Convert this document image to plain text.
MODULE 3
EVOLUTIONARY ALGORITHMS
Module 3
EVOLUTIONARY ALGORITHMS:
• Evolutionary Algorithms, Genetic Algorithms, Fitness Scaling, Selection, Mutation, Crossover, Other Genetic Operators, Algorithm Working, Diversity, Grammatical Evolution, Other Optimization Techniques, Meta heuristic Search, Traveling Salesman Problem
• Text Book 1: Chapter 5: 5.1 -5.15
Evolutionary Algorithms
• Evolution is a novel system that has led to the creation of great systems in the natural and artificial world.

Task: All of the lines above need to be given again exactly.

The output:
Convert this document image to plain text.
MODULE 3
EVOLUTIONARY ALGORITHMS
Module 3
EVOLUTIONARY ALGORITHMS:
• Evolutionary Algorithms, Genetic Algorithms, Fitness Scaling, Selection, Mutation, Crossover, Other Genetic Operators, Algorithm Working, Diversity, Grammatical Evolution, Other Optimization Techniques, Meta heuristic Search, Traveling Salesman Problem
• Text Book 1: Chapter 5: 5.1 -5.15
Evolutionary Algorithms
• Evolution is a novel system that has led to the creation of great systems in the natural and artificial world.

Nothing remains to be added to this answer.